***** Input records *****

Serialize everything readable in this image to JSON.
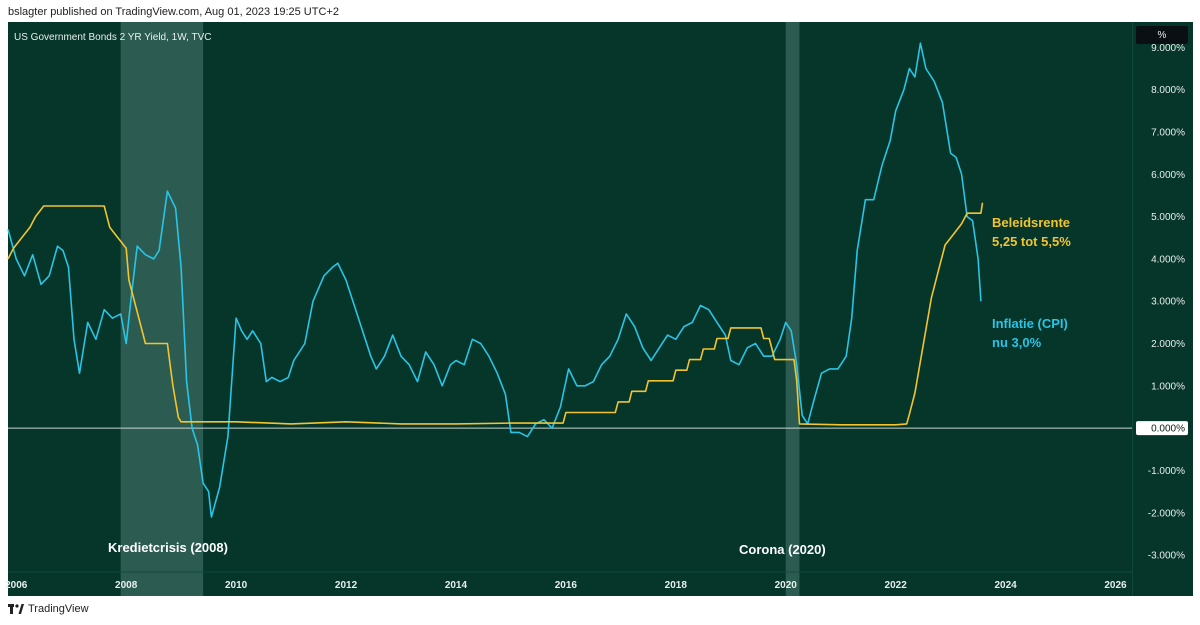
{
  "header": {
    "published_line": "bslagter published on TradingView.com, Aug 01, 2023 19:25 UTC+2",
    "symbol_title": "US Government Bonds 2 YR Yield, 1W, TVC",
    "unit_label": "%"
  },
  "footer": {
    "brand": "TradingView"
  },
  "colors": {
    "background": "#06352a",
    "inflation_line": "#29c4e6",
    "policy_rate_line": "#f2c430",
    "shading": "#3a6a5f",
    "zero_line": "#c9d6d1"
  },
  "annotations": {
    "credit_crisis": "Kredietcrisis (2008)",
    "corona": "Corona (2020)",
    "policy_rate_title": "Beleidsrente",
    "policy_rate_value": "5,25 tot 5,5%",
    "inflation_title": "Inflatie (CPI)",
    "inflation_value": "nu 3,0%"
  },
  "chart_data": {
    "type": "line",
    "x_range": [
      2005.85,
      2026.3
    ],
    "ylim": [
      -3.4,
      9.6
    ],
    "x_ticks": [
      {
        "label": "2006",
        "value": 2006
      },
      {
        "label": "2008",
        "value": 2008
      },
      {
        "label": "2010",
        "value": 2010
      },
      {
        "label": "2012",
        "value": 2012
      },
      {
        "label": "2014",
        "value": 2014
      },
      {
        "label": "2016",
        "value": 2016
      },
      {
        "label": "2018",
        "value": 2018
      },
      {
        "label": "2020",
        "value": 2020
      },
      {
        "label": "2022",
        "value": 2022
      },
      {
        "label": "2024",
        "value": 2024
      },
      {
        "label": "2026",
        "value": 2026
      }
    ],
    "y_ticks": [
      {
        "label": "9.000%",
        "value": 9
      },
      {
        "label": "8.000%",
        "value": 8
      },
      {
        "label": "7.000%",
        "value": 7
      },
      {
        "label": "6.000%",
        "value": 6
      },
      {
        "label": "5.000%",
        "value": 5
      },
      {
        "label": "4.000%",
        "value": 4
      },
      {
        "label": "3.000%",
        "value": 3
      },
      {
        "label": "2.000%",
        "value": 2
      },
      {
        "label": "1.000%",
        "value": 1
      },
      {
        "label": "0.000%",
        "value": 0
      },
      {
        "label": "-1.000%",
        "value": -1
      },
      {
        "label": "-2.000%",
        "value": -2
      },
      {
        "label": "-3.000%",
        "value": -3
      }
    ],
    "shaded_periods": [
      {
        "start": 2007.9,
        "end": 2009.4
      },
      {
        "start": 2020.0,
        "end": 2020.25
      }
    ],
    "series": [
      {
        "name": "Inflatie (CPI)",
        "points": [
          [
            2005.85,
            4.7
          ],
          [
            2006.0,
            4.0
          ],
          [
            2006.15,
            3.6
          ],
          [
            2006.3,
            4.1
          ],
          [
            2006.45,
            3.4
          ],
          [
            2006.6,
            3.6
          ],
          [
            2006.75,
            4.3
          ],
          [
            2006.85,
            4.2
          ],
          [
            2006.95,
            3.8
          ],
          [
            2007.05,
            2.1
          ],
          [
            2007.15,
            1.3
          ],
          [
            2007.3,
            2.5
          ],
          [
            2007.45,
            2.1
          ],
          [
            2007.6,
            2.8
          ],
          [
            2007.75,
            2.6
          ],
          [
            2007.9,
            2.7
          ],
          [
            2008.0,
            2.0
          ],
          [
            2008.1,
            3.2
          ],
          [
            2008.2,
            4.3
          ],
          [
            2008.35,
            4.1
          ],
          [
            2008.5,
            4.0
          ],
          [
            2008.6,
            4.2
          ],
          [
            2008.75,
            5.6
          ],
          [
            2008.9,
            5.2
          ],
          [
            2009.0,
            3.8
          ],
          [
            2009.1,
            1.1
          ],
          [
            2009.2,
            0.0
          ],
          [
            2009.3,
            -0.4
          ],
          [
            2009.4,
            -1.3
          ],
          [
            2009.5,
            -1.5
          ],
          [
            2009.55,
            -2.1
          ],
          [
            2009.7,
            -1.4
          ],
          [
            2009.85,
            -0.2
          ],
          [
            2010.0,
            2.6
          ],
          [
            2010.1,
            2.3
          ],
          [
            2010.2,
            2.1
          ],
          [
            2010.3,
            2.3
          ],
          [
            2010.45,
            2.0
          ],
          [
            2010.55,
            1.1
          ],
          [
            2010.65,
            1.2
          ],
          [
            2010.8,
            1.1
          ],
          [
            2010.95,
            1.2
          ],
          [
            2011.05,
            1.6
          ],
          [
            2011.25,
            2.0
          ],
          [
            2011.4,
            3.0
          ],
          [
            2011.6,
            3.6
          ],
          [
            2011.75,
            3.8
          ],
          [
            2011.85,
            3.9
          ],
          [
            2012.0,
            3.5
          ],
          [
            2012.15,
            2.9
          ],
          [
            2012.3,
            2.3
          ],
          [
            2012.45,
            1.7
          ],
          [
            2012.55,
            1.4
          ],
          [
            2012.7,
            1.7
          ],
          [
            2012.85,
            2.2
          ],
          [
            2013.0,
            1.7
          ],
          [
            2013.15,
            1.5
          ],
          [
            2013.3,
            1.1
          ],
          [
            2013.45,
            1.8
          ],
          [
            2013.6,
            1.5
          ],
          [
            2013.75,
            1.0
          ],
          [
            2013.9,
            1.5
          ],
          [
            2014.0,
            1.6
          ],
          [
            2014.15,
            1.5
          ],
          [
            2014.3,
            2.1
          ],
          [
            2014.45,
            2.0
          ],
          [
            2014.6,
            1.7
          ],
          [
            2014.75,
            1.3
          ],
          [
            2014.9,
            0.8
          ],
          [
            2015.0,
            -0.1
          ],
          [
            2015.15,
            -0.1
          ],
          [
            2015.3,
            -0.2
          ],
          [
            2015.45,
            0.1
          ],
          [
            2015.6,
            0.2
          ],
          [
            2015.75,
            0.0
          ],
          [
            2015.9,
            0.5
          ],
          [
            2016.05,
            1.4
          ],
          [
            2016.2,
            1.0
          ],
          [
            2016.35,
            1.0
          ],
          [
            2016.5,
            1.1
          ],
          [
            2016.65,
            1.5
          ],
          [
            2016.8,
            1.7
          ],
          [
            2016.95,
            2.1
          ],
          [
            2017.1,
            2.7
          ],
          [
            2017.25,
            2.4
          ],
          [
            2017.4,
            1.9
          ],
          [
            2017.55,
            1.6
          ],
          [
            2017.7,
            1.9
          ],
          [
            2017.85,
            2.2
          ],
          [
            2018.0,
            2.1
          ],
          [
            2018.15,
            2.4
          ],
          [
            2018.3,
            2.5
          ],
          [
            2018.45,
            2.9
          ],
          [
            2018.6,
            2.8
          ],
          [
            2018.75,
            2.5
          ],
          [
            2018.9,
            2.2
          ],
          [
            2019.0,
            1.6
          ],
          [
            2019.15,
            1.5
          ],
          [
            2019.3,
            1.9
          ],
          [
            2019.45,
            2.0
          ],
          [
            2019.6,
            1.7
          ],
          [
            2019.75,
            1.7
          ],
          [
            2019.9,
            2.1
          ],
          [
            2020.0,
            2.5
          ],
          [
            2020.1,
            2.3
          ],
          [
            2020.2,
            1.5
          ],
          [
            2020.3,
            0.3
          ],
          [
            2020.4,
            0.1
          ],
          [
            2020.5,
            0.6
          ],
          [
            2020.65,
            1.3
          ],
          [
            2020.8,
            1.4
          ],
          [
            2020.95,
            1.4
          ],
          [
            2021.1,
            1.7
          ],
          [
            2021.2,
            2.6
          ],
          [
            2021.3,
            4.2
          ],
          [
            2021.45,
            5.4
          ],
          [
            2021.6,
            5.4
          ],
          [
            2021.75,
            6.2
          ],
          [
            2021.9,
            6.8
          ],
          [
            2022.0,
            7.5
          ],
          [
            2022.15,
            8.0
          ],
          [
            2022.25,
            8.5
          ],
          [
            2022.35,
            8.3
          ],
          [
            2022.45,
            9.1
          ],
          [
            2022.55,
            8.5
          ],
          [
            2022.7,
            8.2
          ],
          [
            2022.85,
            7.7
          ],
          [
            2023.0,
            6.5
          ],
          [
            2023.1,
            6.4
          ],
          [
            2023.2,
            6.0
          ],
          [
            2023.3,
            5.0
          ],
          [
            2023.4,
            4.9
          ],
          [
            2023.5,
            4.0
          ],
          [
            2023.55,
            3.0
          ]
        ]
      },
      {
        "name": "Beleidsrente",
        "points": [
          [
            2005.85,
            4.0
          ],
          [
            2005.95,
            4.25
          ],
          [
            2006.1,
            4.5
          ],
          [
            2006.25,
            4.75
          ],
          [
            2006.35,
            5.0
          ],
          [
            2006.5,
            5.25
          ],
          [
            2007.6,
            5.25
          ],
          [
            2007.7,
            4.75
          ],
          [
            2007.85,
            4.5
          ],
          [
            2008.0,
            4.25
          ],
          [
            2008.05,
            3.5
          ],
          [
            2008.15,
            3.0
          ],
          [
            2008.3,
            2.25
          ],
          [
            2008.35,
            2.0
          ],
          [
            2008.75,
            2.0
          ],
          [
            2008.8,
            1.5
          ],
          [
            2008.85,
            1.0
          ],
          [
            2008.95,
            0.25
          ],
          [
            2009.0,
            0.15
          ],
          [
            2010.0,
            0.15
          ],
          [
            2011.0,
            0.1
          ],
          [
            2012.0,
            0.15
          ],
          [
            2013.0,
            0.1
          ],
          [
            2014.0,
            0.1
          ],
          [
            2015.0,
            0.12
          ],
          [
            2015.95,
            0.12
          ],
          [
            2016.0,
            0.37
          ],
          [
            2016.9,
            0.37
          ],
          [
            2016.95,
            0.62
          ],
          [
            2017.15,
            0.62
          ],
          [
            2017.2,
            0.87
          ],
          [
            2017.45,
            0.87
          ],
          [
            2017.5,
            1.12
          ],
          [
            2017.95,
            1.12
          ],
          [
            2018.0,
            1.37
          ],
          [
            2018.2,
            1.37
          ],
          [
            2018.25,
            1.62
          ],
          [
            2018.45,
            1.62
          ],
          [
            2018.5,
            1.87
          ],
          [
            2018.7,
            1.87
          ],
          [
            2018.75,
            2.12
          ],
          [
            2018.95,
            2.12
          ],
          [
            2019.0,
            2.37
          ],
          [
            2019.55,
            2.37
          ],
          [
            2019.6,
            2.12
          ],
          [
            2019.7,
            2.12
          ],
          [
            2019.75,
            1.87
          ],
          [
            2019.8,
            1.62
          ],
          [
            2020.15,
            1.62
          ],
          [
            2020.2,
            1.12
          ],
          [
            2020.25,
            0.1
          ],
          [
            2021.0,
            0.08
          ],
          [
            2022.0,
            0.08
          ],
          [
            2022.2,
            0.1
          ],
          [
            2022.25,
            0.33
          ],
          [
            2022.35,
            0.83
          ],
          [
            2022.45,
            1.58
          ],
          [
            2022.55,
            2.33
          ],
          [
            2022.65,
            3.08
          ],
          [
            2022.8,
            3.83
          ],
          [
            2022.9,
            4.33
          ],
          [
            2023.05,
            4.58
          ],
          [
            2023.2,
            4.83
          ],
          [
            2023.3,
            5.08
          ],
          [
            2023.55,
            5.08
          ],
          [
            2023.58,
            5.33
          ]
        ]
      }
    ]
  }
}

*****

__Exercise aim__: Each line holding the word "Inflatie" counts once; report the total and nothing else.

__Task response__: 2